:: Data entries ::

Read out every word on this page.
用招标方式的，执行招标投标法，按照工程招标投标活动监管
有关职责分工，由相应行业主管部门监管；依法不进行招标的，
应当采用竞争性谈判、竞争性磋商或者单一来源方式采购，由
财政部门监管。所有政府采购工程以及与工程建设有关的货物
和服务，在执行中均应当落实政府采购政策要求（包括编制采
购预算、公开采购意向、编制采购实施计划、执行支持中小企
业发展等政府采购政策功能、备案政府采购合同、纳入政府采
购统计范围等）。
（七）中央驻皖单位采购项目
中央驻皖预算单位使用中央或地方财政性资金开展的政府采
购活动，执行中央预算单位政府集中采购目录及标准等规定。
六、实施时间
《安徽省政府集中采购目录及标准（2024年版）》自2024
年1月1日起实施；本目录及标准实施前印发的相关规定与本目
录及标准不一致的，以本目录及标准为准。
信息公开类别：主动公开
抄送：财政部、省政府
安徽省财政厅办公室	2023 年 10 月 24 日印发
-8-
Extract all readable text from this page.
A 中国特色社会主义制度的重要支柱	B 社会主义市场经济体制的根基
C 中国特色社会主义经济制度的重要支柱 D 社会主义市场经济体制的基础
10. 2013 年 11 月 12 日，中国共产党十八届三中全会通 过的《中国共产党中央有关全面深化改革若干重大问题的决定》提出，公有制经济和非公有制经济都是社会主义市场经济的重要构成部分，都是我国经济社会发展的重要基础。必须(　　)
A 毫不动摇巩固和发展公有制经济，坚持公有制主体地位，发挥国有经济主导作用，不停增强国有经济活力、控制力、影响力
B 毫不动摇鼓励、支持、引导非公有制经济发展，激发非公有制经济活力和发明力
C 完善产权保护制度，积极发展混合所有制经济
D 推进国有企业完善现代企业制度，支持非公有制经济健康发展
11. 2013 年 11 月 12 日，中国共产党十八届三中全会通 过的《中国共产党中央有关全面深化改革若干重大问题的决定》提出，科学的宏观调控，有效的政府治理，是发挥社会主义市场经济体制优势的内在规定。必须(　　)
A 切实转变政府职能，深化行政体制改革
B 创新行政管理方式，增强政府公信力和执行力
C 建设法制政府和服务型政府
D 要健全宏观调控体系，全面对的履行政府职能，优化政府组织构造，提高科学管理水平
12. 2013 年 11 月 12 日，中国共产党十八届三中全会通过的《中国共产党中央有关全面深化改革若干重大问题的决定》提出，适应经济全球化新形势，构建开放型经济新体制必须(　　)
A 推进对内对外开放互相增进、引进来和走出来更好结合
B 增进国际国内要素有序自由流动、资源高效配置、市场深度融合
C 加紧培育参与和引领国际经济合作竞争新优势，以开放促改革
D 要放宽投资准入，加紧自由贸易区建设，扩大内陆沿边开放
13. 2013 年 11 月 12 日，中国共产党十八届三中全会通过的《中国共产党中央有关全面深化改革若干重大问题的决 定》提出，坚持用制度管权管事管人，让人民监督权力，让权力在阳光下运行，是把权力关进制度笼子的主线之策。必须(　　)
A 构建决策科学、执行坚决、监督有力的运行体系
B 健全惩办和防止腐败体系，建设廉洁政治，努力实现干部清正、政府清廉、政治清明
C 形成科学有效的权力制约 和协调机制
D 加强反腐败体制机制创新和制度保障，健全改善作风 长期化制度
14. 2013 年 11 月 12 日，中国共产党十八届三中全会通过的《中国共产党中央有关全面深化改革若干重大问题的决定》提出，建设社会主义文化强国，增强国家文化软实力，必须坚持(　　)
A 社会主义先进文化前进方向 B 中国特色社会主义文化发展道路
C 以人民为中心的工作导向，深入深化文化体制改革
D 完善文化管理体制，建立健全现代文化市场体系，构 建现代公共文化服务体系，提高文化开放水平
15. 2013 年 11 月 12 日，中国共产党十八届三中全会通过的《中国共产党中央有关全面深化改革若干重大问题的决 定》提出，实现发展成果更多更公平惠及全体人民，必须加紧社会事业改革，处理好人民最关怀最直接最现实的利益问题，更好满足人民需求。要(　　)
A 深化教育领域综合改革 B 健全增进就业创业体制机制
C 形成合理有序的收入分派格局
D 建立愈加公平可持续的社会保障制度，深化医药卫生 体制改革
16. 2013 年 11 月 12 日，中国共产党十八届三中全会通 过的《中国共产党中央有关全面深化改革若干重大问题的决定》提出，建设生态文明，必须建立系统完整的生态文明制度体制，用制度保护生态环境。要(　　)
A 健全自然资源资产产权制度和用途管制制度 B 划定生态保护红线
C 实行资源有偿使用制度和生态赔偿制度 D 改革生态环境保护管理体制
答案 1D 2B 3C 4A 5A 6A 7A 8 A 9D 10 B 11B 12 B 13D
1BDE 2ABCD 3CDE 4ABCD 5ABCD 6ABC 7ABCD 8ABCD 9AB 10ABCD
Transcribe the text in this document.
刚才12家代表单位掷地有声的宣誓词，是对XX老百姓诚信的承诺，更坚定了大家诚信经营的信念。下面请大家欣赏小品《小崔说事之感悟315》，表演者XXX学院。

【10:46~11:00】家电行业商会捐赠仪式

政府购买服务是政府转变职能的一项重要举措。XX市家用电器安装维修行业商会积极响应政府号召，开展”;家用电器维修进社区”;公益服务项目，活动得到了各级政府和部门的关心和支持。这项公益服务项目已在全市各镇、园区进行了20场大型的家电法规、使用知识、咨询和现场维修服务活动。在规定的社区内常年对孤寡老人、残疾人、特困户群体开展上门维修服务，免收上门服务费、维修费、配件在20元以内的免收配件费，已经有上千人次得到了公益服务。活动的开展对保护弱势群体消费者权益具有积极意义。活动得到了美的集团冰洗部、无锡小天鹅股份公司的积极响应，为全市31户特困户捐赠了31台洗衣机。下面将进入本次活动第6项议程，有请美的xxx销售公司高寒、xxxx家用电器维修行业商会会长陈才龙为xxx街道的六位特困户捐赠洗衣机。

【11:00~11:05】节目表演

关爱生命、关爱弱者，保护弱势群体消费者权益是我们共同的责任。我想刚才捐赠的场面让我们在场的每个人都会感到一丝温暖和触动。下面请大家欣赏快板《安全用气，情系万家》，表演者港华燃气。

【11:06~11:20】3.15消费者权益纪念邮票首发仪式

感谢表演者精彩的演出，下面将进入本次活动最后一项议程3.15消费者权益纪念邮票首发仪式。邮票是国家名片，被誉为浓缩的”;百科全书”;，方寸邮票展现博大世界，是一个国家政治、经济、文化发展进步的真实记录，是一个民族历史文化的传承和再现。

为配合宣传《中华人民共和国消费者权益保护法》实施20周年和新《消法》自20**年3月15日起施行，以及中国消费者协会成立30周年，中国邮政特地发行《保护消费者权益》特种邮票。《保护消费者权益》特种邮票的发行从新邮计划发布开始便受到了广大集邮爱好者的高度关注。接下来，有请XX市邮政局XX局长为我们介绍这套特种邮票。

:::

▶ [Task goal]:
Retype all of the data shown above, word for word.

▶ [Finished exercise]:
Read out every word on this page.
用招标方式的，执行招标投标法，按照工程招标投标活动监管
有关职责分工，由相应行业主管部门监管；依法不进行招标的，
应当采用竞争性谈判、竞争性磋商或者单一来源方式采购，由
财政部门监管。所有政府采购工程以及与工程建设有关的货物
和服务，在执行中均应当落实政府采购政策要求（包括编制采
购预算、公开采购意向、编制采购实施计划、执行支持中小企
业发展等政府采购政策功能、备案政府采购合同、纳入政府采
购统计范围等）。
（七）中央驻皖单位采购项目
中央驻皖预算单位使用中央或地方财政性资金开展的政府采
购活动，执行中央预算单位政府集中采购目录及标准等规定。
六、实施时间
《安徽省政府集中采购目录及标准（2024年版）》自2024
年1月1日起实施；本目录及标准实施前印发的相关规定与本目
录及标准不一致的，以本目录及标准为准。
信息公开类别：主动公开
抄送：财政部、省政府
安徽省财政厅办公室	2023 年 10 月 24 日印发
-8-
Extract all readable text from this page.
A 中国特色社会主义制度的重要支柱	B 社会主义市场经济体制的根基
C 中国特色社会主义经济制度的重要支柱 D 社会主义市场经济体制的基础
10. 2013 年 11 月 12 日，中国共产党十八届三中全会通 过的《中国共产党中央有关全面深化改革若干重大问题的决定》提出，公有制经济和非公有制经济都是社会主义市场经济的重要构成部分，都是我国经济社会发展的重要基础。必须(　　)
A 毫不动摇巩固和发展公有制经济，坚持公有制主体地位，发挥国有经济主导作用，不停增强国有经济活力、控制力、影响力
B 毫不动摇鼓励、支持、引导非公有制经济发展，激发非公有制经济活力和发明力
C 完善产权保护制度，积极发展混合所有制经济
D 推进国有企业完善现代企业制度，支持非公有制经济健康发展
11. 2013 年 11 月 12 日，中国共产党十八届三中全会通 过的《中国共产党中央有关全面深化改革若干重大问题的决定》提出，科学的宏观调控，有效的政府治理，是发挥社会主义市场经济体制优势的内在规定。必须(　　)
A 切实转变政府职能，深化行政体制改革
B 创新行政管理方式，增强政府公信力和执行力
C 建设法制政府和服务型政府
D 要健全宏观调控体系，全面对的履行政府职能，优化政府组织构造，提高科学管理水平
12. 2013 年 11 月 12 日，中国共产党十八届三中全会通过的《中国共产党中央有关全面深化改革若干重大问题的决定》提出，适应经济全球化新形势，构建开放型经济新体制必须(　　)
A 推进对内对外开放互相增进、引进来和走出来更好结合
B 增进国际国内要素有序自由流动、资源高效配置、市场深度融合
C 加紧培育参与和引领国际经济合作竞争新优势，以开放促改革
D 要放宽投资准入，加紧自由贸易区建设，扩大内陆沿边开放
13. 2013 年 11 月 12 日，中国共产党十八届三中全会通过的《中国共产党中央有关全面深化改革若干重大问题的决 定》提出，坚持用制度管权管事管人，让人民监督权力，让权力在阳光下运行，是把权力关进制度笼子的主线之策。必须(　　)
A 构建决策科学、执行坚决、监督有力的运行体系
B 健全惩办和防止腐败体系，建设廉洁政治，努力实现干部清正、政府清廉、政治清明
C 形成科学有效的权力制约 和协调机制
D 加强反腐败体制机制创新和制度保障，健全改善作风 长期化制度
14. 2013 年 11 月 12 日，中国共产党十八届三中全会通过的《中国共产党中央有关全面深化改革若干重大问题的决定》提出，建设社会主义文化强国，增强国家文化软实力，必须坚持(　　)
A 社会主义先进文化前进方向 B 中国特色社会主义文化发展道路
C 以人民为中心的工作导向，深入深化文化体制改革
D 完善文化管理体制，建立健全现代文化市场体系，构 建现代公共文化服务体系，提高文化开放水平
15. 2013 年 11 月 12 日，中国共产党十八届三中全会通过的《中国共产党中央有关全面深化改革若干重大问题的决 定》提出，实现发展成果更多更公平惠及全体人民，必须加紧社会事业改革，处理好人民最关怀最直接最现实的利益问题，更好满足人民需求。要(　　)
A 深化教育领域综合改革 B 健全增进就业创业体制机制
C 形成合理有序的收入分派格局
D 建立愈加公平可持续的社会保障制度，深化医药卫生 体制改革
16. 2013 年 11 月 12 日，中国共产党十八届三中全会通 过的《中国共产党中央有关全面深化改革若干重大问题的决定》提出，建设生态文明，必须建立系统完整的生态文明制度体制，用制度保护生态环境。要(　　)
A 健全自然资源资产产权制度和用途管制制度 B 划定生态保护红线
C 实行资源有偿使用制度和生态赔偿制度 D 改革生态环境保护管理体制
答案 1D 2B 3C 4A 5A 6A 7A 8 A 9D 10 B 11B 12 B 13D
1BDE 2ABCD 3CDE 4ABCD 5ABCD 6ABC 7ABCD 8ABCD 9AB 10ABCD
Transcribe the text in this document.
刚才12家代表单位掷地有声的宣誓词，是对XX老百姓诚信的承诺，更坚定了大家诚信经营的信念。下面请大家欣赏小品《小崔说事之感悟315》，表演者XXX学院。

【10:46~11:00】家电行业商会捐赠仪式

政府购买服务是政府转变职能的一项重要举措。XX市家用电器安装维修行业商会积极响应政府号召，开展”;家用电器维修进社区”;公益服务项目，活动得到了各级政府和部门的关心和支持。这项公益服务项目已在全市各镇、园区进行了20场大型的家电法规、使用知识、咨询和现场维修服务活动。在规定的社区内常年对孤寡老人、残疾人、特困户群体开展上门维修服务，免收上门服务费、维修费、配件在20元以内的免收配件费，已经有上千人次得到了公益服务。活动的开展对保护弱势群体消费者权益具有积极意义。活动得到了美的集团冰洗部、无锡小天鹅股份公司的积极响应，为全市31户特困户捐赠了31台洗衣机。下面将进入本次活动第6项议程，有请美的xxx销售公司高寒、xxxx家用电器维修行业商会会长陈才龙为xxx街道的六位特困户捐赠洗衣机。

【11:00~11:05】节目表演

关爱生命、关爱弱者，保护弱势群体消费者权益是我们共同的责任。我想刚才捐赠的场面让我们在场的每个人都会感到一丝温暖和触动。下面请大家欣赏快板《安全用气，情系万家》，表演者港华燃气。

【11:06~11:20】3.15消费者权益纪念邮票首发仪式

感谢表演者精彩的演出，下面将进入本次活动最后一项议程3.15消费者权益纪念邮票首发仪式。邮票是国家名片，被誉为浓缩的”;百科全书”;，方寸邮票展现博大世界，是一个国家政治、经济、文化发展进步的真实记录，是一个民族历史文化的传承和再现。

为配合宣传《中华人民共和国消费者权益保护法》实施20周年和新《消法》自20**年3月15日起施行，以及中国消费者协会成立30周年，中国邮政特地发行《保护消费者权益》特种邮票。《保护消费者权益》特种邮票的发行从新邮计划发布开始便受到了广大集邮爱好者的高度关注。接下来，有请XX市邮政局XX局长为我们介绍这套特种邮票。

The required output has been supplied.